▶ **Supplied records**:
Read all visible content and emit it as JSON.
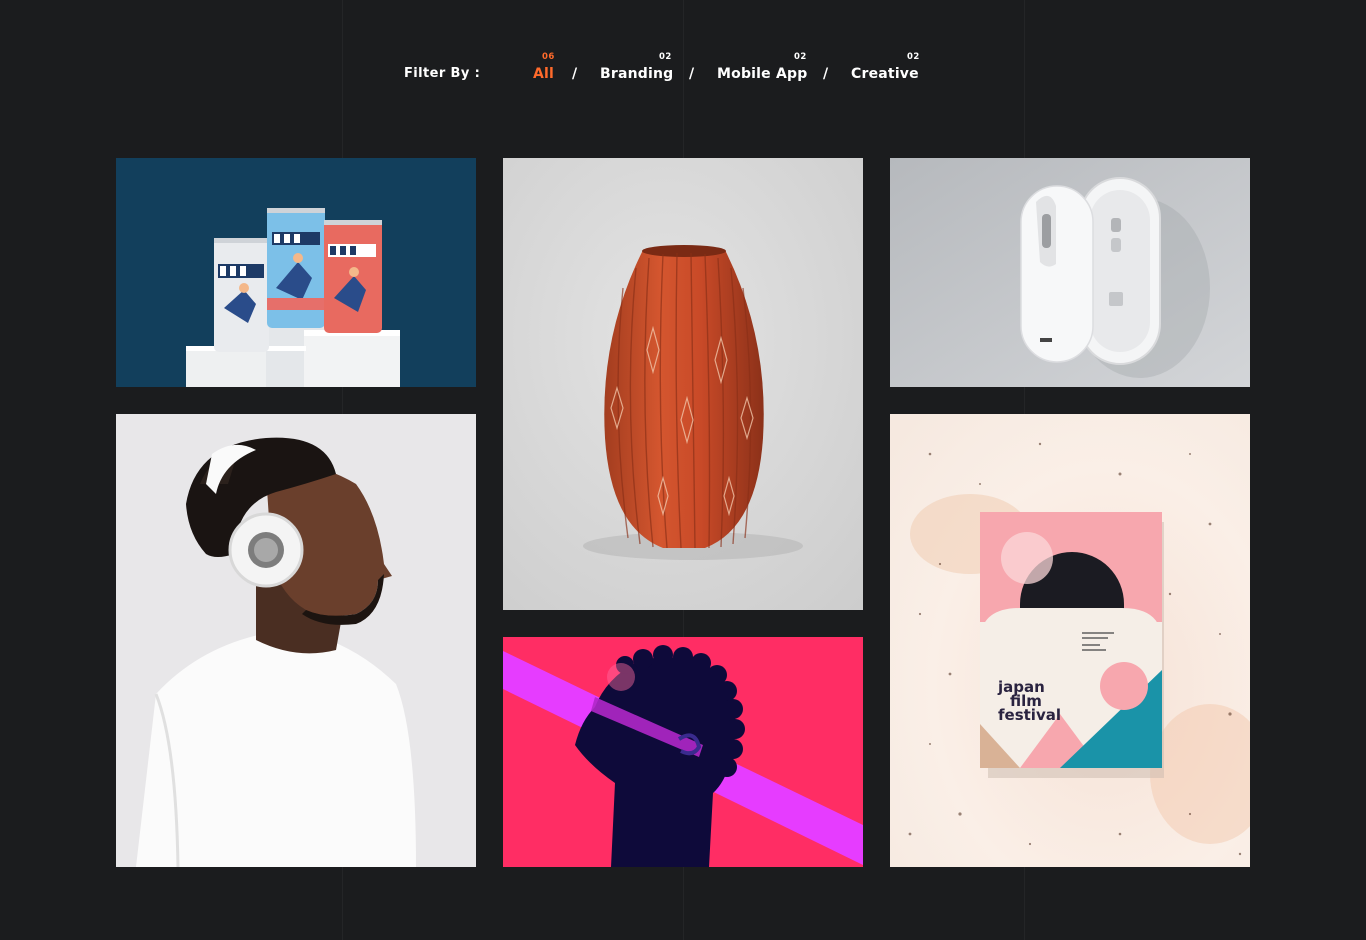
{
  "filter": {
    "label": "Filter By :",
    "items": [
      {
        "label": "All",
        "count": "06",
        "active": true
      },
      {
        "label": "Branding",
        "count": "02"
      },
      {
        "label": "Mobile App",
        "count": "02"
      },
      {
        "label": "Creative",
        "count": "02"
      }
    ],
    "separator": "/",
    "accent_color": "#ff6a2b"
  },
  "portfolio": {
    "items": [
      {
        "name": "beverage-cans",
        "bg_color": "#123f5c"
      },
      {
        "name": "orange-vase",
        "bg_color": "#d9d9d9"
      },
      {
        "name": "white-mouse",
        "bg_color": "#c3c6ca"
      },
      {
        "name": "man-headphones",
        "bg_color": "#e8e7e9"
      },
      {
        "name": "profile-illustration",
        "bg_color": "#ff2d64"
      },
      {
        "name": "festival-poster",
        "bg_color": "#f8eee5",
        "poster_text": [
          "japan",
          "film",
          "festival"
        ]
      }
    ]
  }
}
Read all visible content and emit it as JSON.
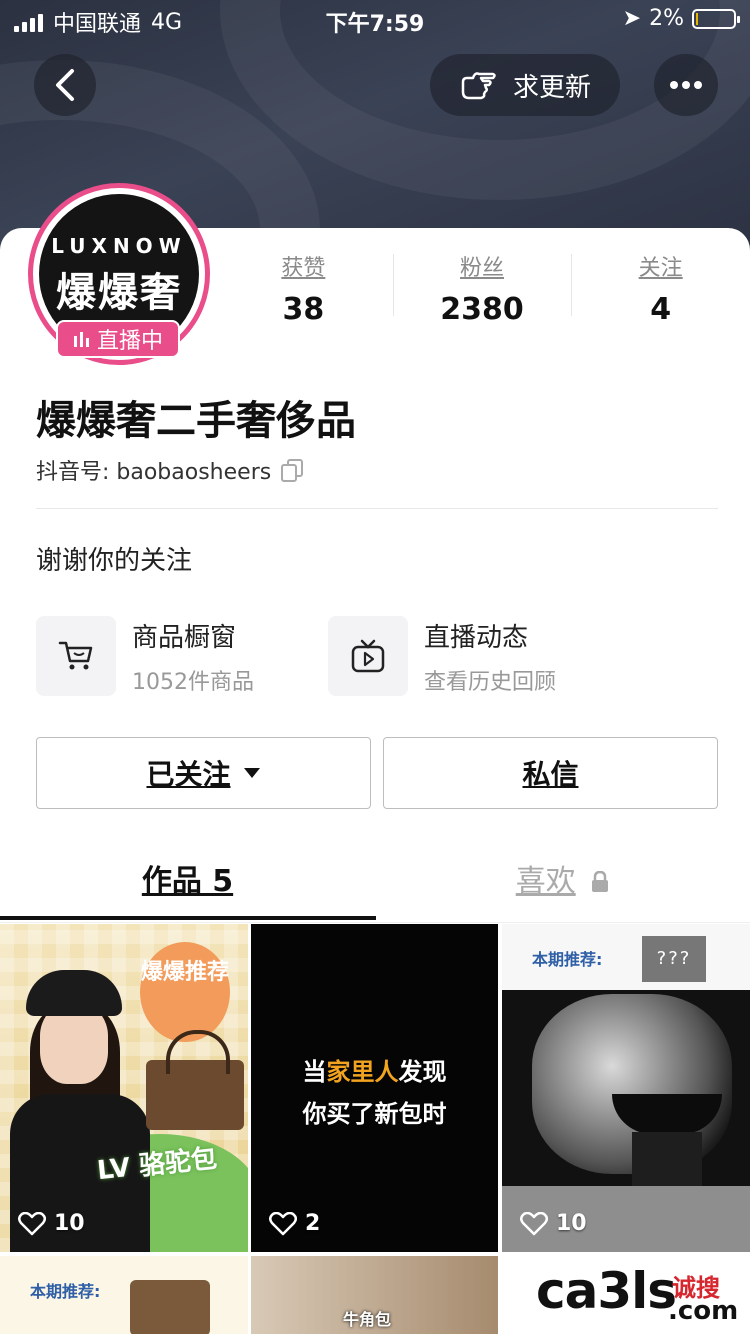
{
  "status_bar": {
    "carrier": "中国联通",
    "network": "4G",
    "time": "下午7:59",
    "battery": "2%"
  },
  "header": {
    "update_label": "求更新"
  },
  "profile": {
    "avatar_brand": "LUXNOW",
    "avatar_brand_cn": "爆爆奢",
    "live_badge": "直播中",
    "name": "爆爆奢二手奢侈品",
    "douyin_id_label": "抖音号: baobaosheers",
    "bio": "谢谢你的关注"
  },
  "stats": [
    {
      "label": "获赞",
      "value": "38"
    },
    {
      "label": "粉丝",
      "value": "2380"
    },
    {
      "label": "关注",
      "value": "4"
    }
  ],
  "features": [
    {
      "title": "商品橱窗",
      "subtitle": "1052件商品",
      "icon": "cart-icon"
    },
    {
      "title": "直播动态",
      "subtitle": "查看历史回顾",
      "icon": "tv-play-icon"
    }
  ],
  "buttons": {
    "follow": "已关注",
    "message": "私信"
  },
  "tabs": {
    "works": "作品 5",
    "likes": "喜欢"
  },
  "videos": [
    {
      "likes": "10",
      "bubble": "爆爆推荐",
      "title": "LV 骆驼包"
    },
    {
      "likes": "2",
      "line1_a": "当",
      "line1_b": "家里人",
      "line1_c": "发现",
      "line2": "你买了新包时"
    },
    {
      "likes": "10",
      "rec": "本期推荐:",
      "qs": "???"
    },
    {
      "rec": "本期推荐:"
    },
    {
      "tag": "牛角包"
    }
  ],
  "watermark": {
    "logo": "ca3ls",
    "cn": "诚搜",
    "com": ".com"
  },
  "colors": {
    "live_pink": "#e94d8a",
    "accent_orange": "#f2a31f"
  }
}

▶ **Directive**: Strip out the pictures and quote the remaining data word for word.

▶ **Full output**:
Read all visible content and emit it as JSON.
{
  "filter": {
    "label": "Filter By :",
    "items": [
      {
        "label": "All",
        "count": "06",
        "active": true
      },
      {
        "label": "Branding",
        "count": "02"
      },
      {
        "label": "Mobile App",
        "count": "02"
      },
      {
        "label": "Creative",
        "count": "02"
      }
    ],
    "separator": "/",
    "accent_color": "#ff6a2b"
  },
  "portfolio": {
    "items": [
      {
        "name": "beverage-cans",
        "bg_color": "#123f5c"
      },
      {
        "name": "orange-vase",
        "bg_color": "#d9d9d9"
      },
      {
        "name": "white-mouse",
        "bg_color": "#c3c6ca"
      },
      {
        "name": "man-headphones",
        "bg_color": "#e8e7e9"
      },
      {
        "name": "profile-illustration",
        "bg_color": "#ff2d64"
      },
      {
        "name": "festival-poster",
        "bg_color": "#f8eee5",
        "poster_text": [
          "japan",
          "film",
          "festival"
        ]
      }
    ]
  }
}
Read all visible content and emit it as JSON.
{
  "status_bar": {
    "carrier": "中国联通",
    "network": "4G",
    "time": "下午7:59",
    "battery": "2%"
  },
  "header": {
    "update_label": "求更新"
  },
  "profile": {
    "avatar_brand": "LUXNOW",
    "avatar_brand_cn": "爆爆奢",
    "live_badge": "直播中",
    "name": "爆爆奢二手奢侈品",
    "douyin_id_label": "抖音号: baobaosheers",
    "bio": "谢谢你的关注"
  },
  "stats": [
    {
      "label": "获赞",
      "value": "38"
    },
    {
      "label": "粉丝",
      "value": "2380"
    },
    {
      "label": "关注",
      "value": "4"
    }
  ],
  "features": [
    {
      "title": "商品橱窗",
      "subtitle": "1052件商品",
      "icon": "cart-icon"
    },
    {
      "title": "直播动态",
      "subtitle": "查看历史回顾",
      "icon": "tv-play-icon"
    }
  ],
  "buttons": {
    "follow": "已关注",
    "message": "私信"
  },
  "tabs": {
    "works": "作品 5",
    "likes": "喜欢"
  },
  "videos": [
    {
      "likes": "10",
      "bubble": "爆爆推荐",
      "title": "LV 骆驼包"
    },
    {
      "likes": "2",
      "line1_a": "当",
      "line1_b": "家里人",
      "line1_c": "发现",
      "line2": "你买了新包时"
    },
    {
      "likes": "10",
      "rec": "本期推荐:",
      "qs": "???"
    },
    {
      "rec": "本期推荐:"
    },
    {
      "tag": "牛角包"
    }
  ],
  "watermark": {
    "logo": "ca3ls",
    "cn": "诚搜",
    "com": ".com"
  },
  "colors": {
    "live_pink": "#e94d8a",
    "accent_orange": "#f2a31f"
  }
}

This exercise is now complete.